-- start of Supplied material --
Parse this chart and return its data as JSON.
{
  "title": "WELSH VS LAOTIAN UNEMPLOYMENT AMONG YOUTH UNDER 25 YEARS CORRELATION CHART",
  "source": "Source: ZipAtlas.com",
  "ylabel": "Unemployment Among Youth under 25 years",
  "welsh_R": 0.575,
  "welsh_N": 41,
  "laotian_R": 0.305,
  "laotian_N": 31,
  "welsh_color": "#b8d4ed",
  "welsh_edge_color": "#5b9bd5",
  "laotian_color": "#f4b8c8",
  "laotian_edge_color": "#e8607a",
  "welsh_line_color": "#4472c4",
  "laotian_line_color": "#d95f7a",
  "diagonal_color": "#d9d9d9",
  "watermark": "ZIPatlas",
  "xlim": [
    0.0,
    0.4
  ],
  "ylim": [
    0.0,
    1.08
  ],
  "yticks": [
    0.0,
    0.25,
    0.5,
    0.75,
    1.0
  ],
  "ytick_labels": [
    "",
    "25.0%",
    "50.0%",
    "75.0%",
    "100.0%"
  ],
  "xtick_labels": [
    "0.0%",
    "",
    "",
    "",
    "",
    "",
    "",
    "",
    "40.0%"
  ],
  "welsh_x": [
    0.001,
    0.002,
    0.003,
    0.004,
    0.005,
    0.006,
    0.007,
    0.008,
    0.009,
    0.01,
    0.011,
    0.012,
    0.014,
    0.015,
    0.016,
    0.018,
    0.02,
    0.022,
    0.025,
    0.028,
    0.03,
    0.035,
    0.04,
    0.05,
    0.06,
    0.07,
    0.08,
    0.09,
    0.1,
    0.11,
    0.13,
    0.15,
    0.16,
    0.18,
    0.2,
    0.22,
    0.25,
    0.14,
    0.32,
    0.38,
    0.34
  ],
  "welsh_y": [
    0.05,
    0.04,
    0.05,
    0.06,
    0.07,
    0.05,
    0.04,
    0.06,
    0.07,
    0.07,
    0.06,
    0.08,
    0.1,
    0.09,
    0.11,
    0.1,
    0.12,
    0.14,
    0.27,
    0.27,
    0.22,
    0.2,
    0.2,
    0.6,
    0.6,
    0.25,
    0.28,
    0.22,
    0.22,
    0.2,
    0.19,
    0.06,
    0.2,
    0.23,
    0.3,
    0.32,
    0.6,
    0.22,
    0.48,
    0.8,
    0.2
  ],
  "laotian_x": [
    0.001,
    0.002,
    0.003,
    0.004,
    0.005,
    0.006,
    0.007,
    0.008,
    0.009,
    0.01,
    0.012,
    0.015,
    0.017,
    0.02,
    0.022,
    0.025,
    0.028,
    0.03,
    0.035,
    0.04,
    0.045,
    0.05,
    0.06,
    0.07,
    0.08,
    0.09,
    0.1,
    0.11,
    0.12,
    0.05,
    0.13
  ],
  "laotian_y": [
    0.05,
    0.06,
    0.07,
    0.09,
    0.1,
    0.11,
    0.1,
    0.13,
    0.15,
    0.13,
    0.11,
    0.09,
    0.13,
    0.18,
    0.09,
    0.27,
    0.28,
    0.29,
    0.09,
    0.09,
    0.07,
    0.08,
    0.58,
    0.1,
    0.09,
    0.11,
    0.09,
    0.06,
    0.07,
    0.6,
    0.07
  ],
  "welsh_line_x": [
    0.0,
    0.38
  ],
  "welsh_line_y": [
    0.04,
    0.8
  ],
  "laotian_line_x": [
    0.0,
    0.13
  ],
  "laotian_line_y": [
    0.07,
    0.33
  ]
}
-- end of Supplied material --
> _Aim_: Every record should be given again exactly.

> _Complete response_:
Parse this chart and return its data as JSON.
{
  "title": "WELSH VS LAOTIAN UNEMPLOYMENT AMONG YOUTH UNDER 25 YEARS CORRELATION CHART",
  "source": "Source: ZipAtlas.com",
  "ylabel": "Unemployment Among Youth under 25 years",
  "welsh_R": 0.575,
  "welsh_N": 41,
  "laotian_R": 0.305,
  "laotian_N": 31,
  "welsh_color": "#b8d4ed",
  "welsh_edge_color": "#5b9bd5",
  "laotian_color": "#f4b8c8",
  "laotian_edge_color": "#e8607a",
  "welsh_line_color": "#4472c4",
  "laotian_line_color": "#d95f7a",
  "diagonal_color": "#d9d9d9",
  "watermark": "ZIPatlas",
  "xlim": [
    0.0,
    0.4
  ],
  "ylim": [
    0.0,
    1.08
  ],
  "yticks": [
    0.0,
    0.25,
    0.5,
    0.75,
    1.0
  ],
  "ytick_labels": [
    "",
    "25.0%",
    "50.0%",
    "75.0%",
    "100.0%"
  ],
  "xtick_labels": [
    "0.0%",
    "",
    "",
    "",
    "",
    "",
    "",
    "",
    "40.0%"
  ],
  "welsh_x": [
    0.001,
    0.002,
    0.003,
    0.004,
    0.005,
    0.006,
    0.007,
    0.008,
    0.009,
    0.01,
    0.011,
    0.012,
    0.014,
    0.015,
    0.016,
    0.018,
    0.02,
    0.022,
    0.025,
    0.028,
    0.03,
    0.035,
    0.04,
    0.05,
    0.06,
    0.07,
    0.08,
    0.09,
    0.1,
    0.11,
    0.13,
    0.15,
    0.16,
    0.18,
    0.2,
    0.22,
    0.25,
    0.14,
    0.32,
    0.38,
    0.34
  ],
  "welsh_y": [
    0.05,
    0.04,
    0.05,
    0.06,
    0.07,
    0.05,
    0.04,
    0.06,
    0.07,
    0.07,
    0.06,
    0.08,
    0.1,
    0.09,
    0.11,
    0.1,
    0.12,
    0.14,
    0.27,
    0.27,
    0.22,
    0.2,
    0.2,
    0.6,
    0.6,
    0.25,
    0.28,
    0.22,
    0.22,
    0.2,
    0.19,
    0.06,
    0.2,
    0.23,
    0.3,
    0.32,
    0.6,
    0.22,
    0.48,
    0.8,
    0.2
  ],
  "laotian_x": [
    0.001,
    0.002,
    0.003,
    0.004,
    0.005,
    0.006,
    0.007,
    0.008,
    0.009,
    0.01,
    0.012,
    0.015,
    0.017,
    0.02,
    0.022,
    0.025,
    0.028,
    0.03,
    0.035,
    0.04,
    0.045,
    0.05,
    0.06,
    0.07,
    0.08,
    0.09,
    0.1,
    0.11,
    0.12,
    0.05,
    0.13
  ],
  "laotian_y": [
    0.05,
    0.06,
    0.07,
    0.09,
    0.1,
    0.11,
    0.1,
    0.13,
    0.15,
    0.13,
    0.11,
    0.09,
    0.13,
    0.18,
    0.09,
    0.27,
    0.28,
    0.29,
    0.09,
    0.09,
    0.07,
    0.08,
    0.58,
    0.1,
    0.09,
    0.11,
    0.09,
    0.06,
    0.07,
    0.6,
    0.07
  ],
  "welsh_line_x": [
    0.0,
    0.38
  ],
  "welsh_line_y": [
    0.04,
    0.8
  ],
  "laotian_line_x": [
    0.0,
    0.13
  ],
  "laotian_line_y": [
    0.07,
    0.33
  ]
}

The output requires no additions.